◆ Task goal
Turn the rows below into a Markdown table with two columns, "Number" and "Text": give each row its number and its full wording, and skip any blank rows.

◆ Data for this task
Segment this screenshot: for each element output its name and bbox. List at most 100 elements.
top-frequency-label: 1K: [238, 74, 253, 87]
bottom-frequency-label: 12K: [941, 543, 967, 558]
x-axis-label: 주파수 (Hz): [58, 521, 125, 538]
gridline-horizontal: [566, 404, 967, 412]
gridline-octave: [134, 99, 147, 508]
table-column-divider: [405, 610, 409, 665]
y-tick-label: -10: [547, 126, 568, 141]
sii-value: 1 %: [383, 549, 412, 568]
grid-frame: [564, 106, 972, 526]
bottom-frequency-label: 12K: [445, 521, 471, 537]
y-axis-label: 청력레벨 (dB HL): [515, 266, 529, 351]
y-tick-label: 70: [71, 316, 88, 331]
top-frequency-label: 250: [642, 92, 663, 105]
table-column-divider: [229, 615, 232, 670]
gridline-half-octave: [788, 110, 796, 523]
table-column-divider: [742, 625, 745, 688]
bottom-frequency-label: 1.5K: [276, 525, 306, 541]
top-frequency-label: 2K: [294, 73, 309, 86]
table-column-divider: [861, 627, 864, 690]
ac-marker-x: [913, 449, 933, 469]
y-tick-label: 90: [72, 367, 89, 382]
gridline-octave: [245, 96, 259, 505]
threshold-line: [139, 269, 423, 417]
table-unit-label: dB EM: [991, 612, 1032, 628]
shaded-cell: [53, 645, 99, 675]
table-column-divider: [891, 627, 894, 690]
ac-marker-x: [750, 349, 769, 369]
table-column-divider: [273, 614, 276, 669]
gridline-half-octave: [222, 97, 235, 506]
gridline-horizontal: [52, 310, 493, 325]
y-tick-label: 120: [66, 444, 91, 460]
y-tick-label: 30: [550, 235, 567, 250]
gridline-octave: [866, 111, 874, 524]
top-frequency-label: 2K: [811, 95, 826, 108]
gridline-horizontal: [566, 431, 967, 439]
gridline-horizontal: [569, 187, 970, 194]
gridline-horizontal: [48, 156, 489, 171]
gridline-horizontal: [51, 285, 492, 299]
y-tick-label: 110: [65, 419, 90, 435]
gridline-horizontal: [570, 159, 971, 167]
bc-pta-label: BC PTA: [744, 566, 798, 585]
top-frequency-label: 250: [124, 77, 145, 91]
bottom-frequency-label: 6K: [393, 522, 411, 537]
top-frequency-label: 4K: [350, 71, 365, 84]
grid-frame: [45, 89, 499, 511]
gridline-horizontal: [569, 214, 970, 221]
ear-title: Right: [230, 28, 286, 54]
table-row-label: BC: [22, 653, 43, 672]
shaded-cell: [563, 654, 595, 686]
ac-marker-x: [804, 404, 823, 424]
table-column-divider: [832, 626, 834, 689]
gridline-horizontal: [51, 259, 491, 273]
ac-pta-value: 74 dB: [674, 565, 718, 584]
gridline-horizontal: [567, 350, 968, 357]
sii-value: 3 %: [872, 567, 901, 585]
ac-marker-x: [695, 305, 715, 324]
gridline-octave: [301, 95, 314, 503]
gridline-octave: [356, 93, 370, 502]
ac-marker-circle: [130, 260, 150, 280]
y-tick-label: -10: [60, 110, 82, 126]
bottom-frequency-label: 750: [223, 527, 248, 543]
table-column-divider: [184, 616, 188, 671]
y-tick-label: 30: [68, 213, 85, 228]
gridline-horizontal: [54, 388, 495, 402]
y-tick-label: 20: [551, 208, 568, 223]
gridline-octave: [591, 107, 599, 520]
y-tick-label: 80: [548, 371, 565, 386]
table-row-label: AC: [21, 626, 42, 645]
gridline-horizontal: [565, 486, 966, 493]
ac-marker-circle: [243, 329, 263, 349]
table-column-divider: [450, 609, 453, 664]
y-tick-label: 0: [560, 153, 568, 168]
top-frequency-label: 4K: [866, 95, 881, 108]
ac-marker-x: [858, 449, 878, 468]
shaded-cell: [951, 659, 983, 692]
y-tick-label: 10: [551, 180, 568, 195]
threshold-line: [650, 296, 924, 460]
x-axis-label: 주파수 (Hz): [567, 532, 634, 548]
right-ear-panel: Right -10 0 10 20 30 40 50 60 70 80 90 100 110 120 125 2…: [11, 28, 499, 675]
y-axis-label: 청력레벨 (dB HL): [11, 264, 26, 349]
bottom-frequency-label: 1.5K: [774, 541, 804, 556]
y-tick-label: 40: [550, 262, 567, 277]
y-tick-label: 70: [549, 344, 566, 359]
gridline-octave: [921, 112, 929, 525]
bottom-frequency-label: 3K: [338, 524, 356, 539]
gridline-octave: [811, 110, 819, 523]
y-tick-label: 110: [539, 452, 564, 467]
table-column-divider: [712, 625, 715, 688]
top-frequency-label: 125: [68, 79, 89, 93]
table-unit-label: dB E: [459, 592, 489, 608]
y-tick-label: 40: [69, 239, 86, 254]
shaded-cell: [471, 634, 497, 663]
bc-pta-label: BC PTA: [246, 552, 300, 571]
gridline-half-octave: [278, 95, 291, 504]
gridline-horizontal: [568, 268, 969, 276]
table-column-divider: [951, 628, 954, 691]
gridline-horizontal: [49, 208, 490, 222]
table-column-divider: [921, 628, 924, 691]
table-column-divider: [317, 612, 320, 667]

◆ Exercise response
| Number | Text |
|---|---|
| 1 | Segment this screenshot: for each element output its name and bbox. List at most 100 elements. |
| 2 | top-frequency-label: 1K: [238, 74, 253, 87] |
| 3 | bottom-frequency-label: 12K: [941, 543, 967, 558] |
| 4 | x-axis-label: 주파수 (Hz): [58, 521, 125, 538] |
| 5 | gridline-horizontal: [566, 404, 967, 412] |
| 6 | gridline-octave: [134, 99, 147, 508] |
| 7 | table-column-divider: [405, 610, 409, 665] |
| 8 | y-tick-label: -10: [547, 126, 568, 141] |
| 9 | sii-value: 1 %: [383, 549, 412, 568] |
| 10 | grid-frame: [564, 106, 972, 526] |
| 11 | bottom-frequency-label: 12K: [445, 521, 471, 537] |
| 12 | y-axis-label: 청력레벨 (dB HL): [515, 266, 529, 351] |
| 13 | y-tick-label: 70: [71, 316, 88, 331] |
| 14 | top-frequency-label: 250: [642, 92, 663, 105] |
| 15 | table-column-divider: [229, 615, 232, 670] |
| 16 | gridline-half-octave: [788, 110, 796, 523] |
| 17 | table-column-divider: [742, 625, 745, 688] |
| 18 | bottom-frequency-label: 1.5K: [276, 525, 306, 541] |
| 19 | top-frequency-label: 2K: [294, 73, 309, 86] |
| 20 | table-column-divider: [861, 627, 864, 690] |
| 21 | ac-marker-x: [913, 449, 933, 469] |
| 22 | y-tick-label: 90: [72, 367, 89, 382] |
| 23 | gridline-octave: [245, 96, 259, 505] |
| 24 | threshold-line: [139, 269, 423, 417] |
| 25 | table-unit-label: dB EM: [991, 612, 1032, 628] |
| 26 | shaded-cell: [53, 645, 99, 675] |
| 27 | table-column-divider: [891, 627, 894, 690] |
| 28 | ac-marker-x: [750, 349, 769, 369] |
| 29 | table-column-divider: [273, 614, 276, 669] |
| 30 | gridline-half-octave: [222, 97, 235, 506] |
| 31 | gridline-horizontal: [52, 310, 493, 325] |
| 32 | y-tick-label: 120: [66, 444, 91, 460] |
| 33 | y-tick-label: 30: [550, 235, 567, 250] |
| 34 | gridline-octave: [866, 111, 874, 524] |
| 35 | top-frequency-label: 2K: [811, 95, 826, 108] |
| 36 | gridline-horizontal: [566, 431, 967, 439] |
| 37 | gridline-horizontal: [569, 187, 970, 194] |
| 38 | gridline-horizontal: [48, 156, 489, 171] |
| 39 | gridline-horizontal: [51, 285, 492, 299] |
| 40 | y-tick-label: 110: [65, 419, 90, 435] |
| 41 | gridline-horizontal: [570, 159, 971, 167] |
| 42 | bc-pta-label: BC PTA: [744, 566, 798, 585] |
| 43 | top-frequency-label: 250: [124, 77, 145, 91] |
| 44 | bottom-frequency-label: 6K: [393, 522, 411, 537] |
| 45 | top-frequency-label: 4K: [350, 71, 365, 84] |
| 46 | grid-frame: [45, 89, 499, 511] |
| 47 | gridline-horizontal: [569, 214, 970, 221] |
| 48 | ear-title: Right: [230, 28, 286, 54] |
| 49 | table-row-label: BC: [22, 653, 43, 672] |
| 50 | shaded-cell: [563, 654, 595, 686] |
| 51 | ac-marker-x: [804, 404, 823, 424] |
| 52 | table-column-divider: [832, 626, 834, 689] |
| 53 | gridline-horizontal: [51, 259, 491, 273] |
| 54 | ac-pta-value: 74 dB: [674, 565, 718, 584] |
| 55 | gridline-horizontal: [567, 350, 968, 357] |
| 56 | sii-value: 3 %: [872, 567, 901, 585] |
| 57 | ac-marker-x: [695, 305, 715, 324] |
| 58 | gridline-octave: [301, 95, 314, 503] |
| 59 | gridline-octave: [356, 93, 370, 502] |
| 60 | ac-marker-circle: [130, 260, 150, 280] |
| 61 | y-tick-label: -10: [60, 110, 82, 126] |
| 62 | bottom-frequency-label: 750: [223, 527, 248, 543] |
| 63 | table-column-divider: [184, 616, 188, 671] |
| 64 | y-tick-label: 30: [68, 213, 85, 228] |
| 65 | gridline-horizontal: [54, 388, 495, 402] |
| 66 | y-tick-label: 20: [551, 208, 568, 223] |
| 67 | gridline-octave: [591, 107, 599, 520] |
| 68 | y-tick-label: 80: [548, 371, 565, 386] |
| 69 | table-row-label: AC: [21, 626, 42, 645] |
| 70 | gridline-horizontal: [565, 486, 966, 493] |
| 71 | ac-marker-circle: [243, 329, 263, 349] |
| 72 | table-column-divider: [450, 609, 453, 664] |
| 73 | y-tick-label: 0: [560, 153, 568, 168] |
| 74 | top-frequency-label: 4K: [866, 95, 881, 108] |
| 75 | ac-marker-x: [858, 449, 878, 468] |
| 76 | shaded-cell: [951, 659, 983, 692] |
| 77 | y-tick-label: 10: [551, 180, 568, 195] |
| 78 | threshold-line: [650, 296, 924, 460] |
| 79 | x-axis-label: 주파수 (Hz): [567, 532, 634, 548] |
| 80 | right-ear-panel: Right -10 0 10 20 30 40 50 60 70 80 90 100 110 120 125 2…: [11, 28, 499, 675] |
| 81 | y-axis-label: 청력레벨 (dB HL): [11, 264, 26, 349] |
| 82 | bottom-frequency-label: 1.5K: [774, 541, 804, 556] |
| 83 | y-tick-label: 40: [550, 262, 567, 277] |
| 84 | y-tick-label: 70: [549, 344, 566, 359] |
| 85 | gridline-octave: [921, 112, 929, 525] |
| 86 | bottom-frequency-label: 3K: [338, 524, 356, 539] |
| 87 | gridline-octave: [811, 110, 819, 523] |
| 88 | y-tick-label: 110: [539, 452, 564, 467] |
| 89 | table-column-divider: [712, 625, 715, 688] |
| 90 | top-frequency-label: 125: [68, 79, 89, 93] |
| 91 | table-unit-label: dB E: [459, 592, 489, 608] |
| 92 | y-tick-label: 40: [69, 239, 86, 254] |
| 93 | shaded-cell: [471, 634, 497, 663] |
| 94 | bc-pta-label: BC PTA: [246, 552, 300, 571] |
| 95 | gridline-half-octave: [278, 95, 291, 504] |
| 96 | gridline-horizontal: [568, 268, 969, 276] |
| 97 | table-column-divider: [951, 628, 954, 691] |
| 98 | gridline-horizontal: [49, 208, 490, 222] |
| 99 | table-column-divider: [921, 628, 924, 691] |
| 100 | table-column-divider: [317, 612, 320, 667] |